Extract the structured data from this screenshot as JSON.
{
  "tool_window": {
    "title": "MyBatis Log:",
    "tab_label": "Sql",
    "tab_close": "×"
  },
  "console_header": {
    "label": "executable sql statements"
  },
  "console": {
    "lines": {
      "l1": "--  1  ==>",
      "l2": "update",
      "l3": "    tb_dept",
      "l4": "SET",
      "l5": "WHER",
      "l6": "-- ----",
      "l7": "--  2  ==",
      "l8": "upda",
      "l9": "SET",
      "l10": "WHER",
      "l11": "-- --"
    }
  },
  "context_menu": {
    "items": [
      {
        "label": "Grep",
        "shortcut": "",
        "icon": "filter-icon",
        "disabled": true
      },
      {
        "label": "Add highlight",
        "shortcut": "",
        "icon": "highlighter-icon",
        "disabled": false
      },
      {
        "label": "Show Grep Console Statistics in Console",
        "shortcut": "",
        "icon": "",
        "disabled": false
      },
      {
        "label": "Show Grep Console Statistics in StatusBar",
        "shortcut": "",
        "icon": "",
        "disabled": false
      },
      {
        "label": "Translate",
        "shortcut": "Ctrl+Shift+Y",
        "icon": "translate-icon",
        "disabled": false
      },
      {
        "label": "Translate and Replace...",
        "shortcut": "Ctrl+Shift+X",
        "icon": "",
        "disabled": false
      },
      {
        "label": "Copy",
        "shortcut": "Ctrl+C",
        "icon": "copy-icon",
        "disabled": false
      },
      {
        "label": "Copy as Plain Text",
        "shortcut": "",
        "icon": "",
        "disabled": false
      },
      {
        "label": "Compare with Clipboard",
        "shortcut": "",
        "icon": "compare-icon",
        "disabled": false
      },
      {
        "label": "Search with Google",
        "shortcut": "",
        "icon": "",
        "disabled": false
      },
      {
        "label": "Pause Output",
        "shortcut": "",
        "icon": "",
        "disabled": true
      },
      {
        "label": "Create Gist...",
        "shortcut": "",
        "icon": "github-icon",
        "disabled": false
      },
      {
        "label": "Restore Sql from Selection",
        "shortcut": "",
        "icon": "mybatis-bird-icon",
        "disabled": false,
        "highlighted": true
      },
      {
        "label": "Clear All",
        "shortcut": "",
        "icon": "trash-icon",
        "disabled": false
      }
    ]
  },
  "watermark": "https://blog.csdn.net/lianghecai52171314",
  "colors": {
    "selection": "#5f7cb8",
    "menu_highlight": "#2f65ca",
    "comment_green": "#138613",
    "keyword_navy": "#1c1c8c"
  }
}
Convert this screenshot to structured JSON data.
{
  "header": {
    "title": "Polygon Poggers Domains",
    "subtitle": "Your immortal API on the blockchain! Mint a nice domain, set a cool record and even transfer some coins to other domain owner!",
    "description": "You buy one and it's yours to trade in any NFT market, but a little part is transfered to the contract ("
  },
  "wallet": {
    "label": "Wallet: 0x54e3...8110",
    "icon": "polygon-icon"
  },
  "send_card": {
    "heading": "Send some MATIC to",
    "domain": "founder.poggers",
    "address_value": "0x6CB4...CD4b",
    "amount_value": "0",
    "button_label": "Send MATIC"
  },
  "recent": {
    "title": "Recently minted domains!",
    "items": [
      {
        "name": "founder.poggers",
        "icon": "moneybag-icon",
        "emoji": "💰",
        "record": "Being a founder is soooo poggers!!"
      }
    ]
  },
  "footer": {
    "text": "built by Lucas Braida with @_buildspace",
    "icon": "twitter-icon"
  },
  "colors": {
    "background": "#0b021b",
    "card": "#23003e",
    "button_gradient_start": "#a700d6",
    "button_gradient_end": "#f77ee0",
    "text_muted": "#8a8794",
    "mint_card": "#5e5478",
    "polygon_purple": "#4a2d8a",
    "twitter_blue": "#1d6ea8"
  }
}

• • • • •

--- EXERCISE BRIEF ---
Could you quote, exactly as they appear, the line containing "Convert this screenshot" and every line after it to the end of the records above?

--- EXERCISE OUTPUT ---
Convert this screenshot to structured JSON data.
{
  "header": {
    "title": "Polygon Poggers Domains",
    "subtitle": "Your immortal API on the blockchain! Mint a nice domain, set a cool record and even transfer some coins to other domain owner!",
    "description": "You buy one and it's yours to trade in any NFT market, but a little part is transfered to the contract ("
  },
  "wallet": {
    "label": "Wallet: 0x54e3...8110",
    "icon": "polygon-icon"
  },
  "send_card": {
    "heading": "Send some MATIC to",
    "domain": "founder.poggers",
    "address_value": "0x6CB4...CD4b",
    "amount_value": "0",
    "button_label": "Send MATIC"
  },
  "recent": {
    "title": "Recently minted domains!",
    "items": [
      {
        "name": "founder.poggers",
        "icon": "moneybag-icon",
        "emoji": "💰",
        "record": "Being a founder is soooo poggers!!"
      }
    ]
  },
  "footer": {
    "text": "built by Lucas Braida with @_buildspace",
    "icon": "twitter-icon"
  },
  "colors": {
    "background": "#0b021b",
    "card": "#23003e",
    "button_gradient_start": "#a700d6",
    "button_gradient_end": "#f77ee0",
    "text_muted": "#8a8794",
    "mint_card": "#5e5478",
    "polygon_purple": "#4a2d8a",
    "twitter_blue": "#1d6ea8"
  }
}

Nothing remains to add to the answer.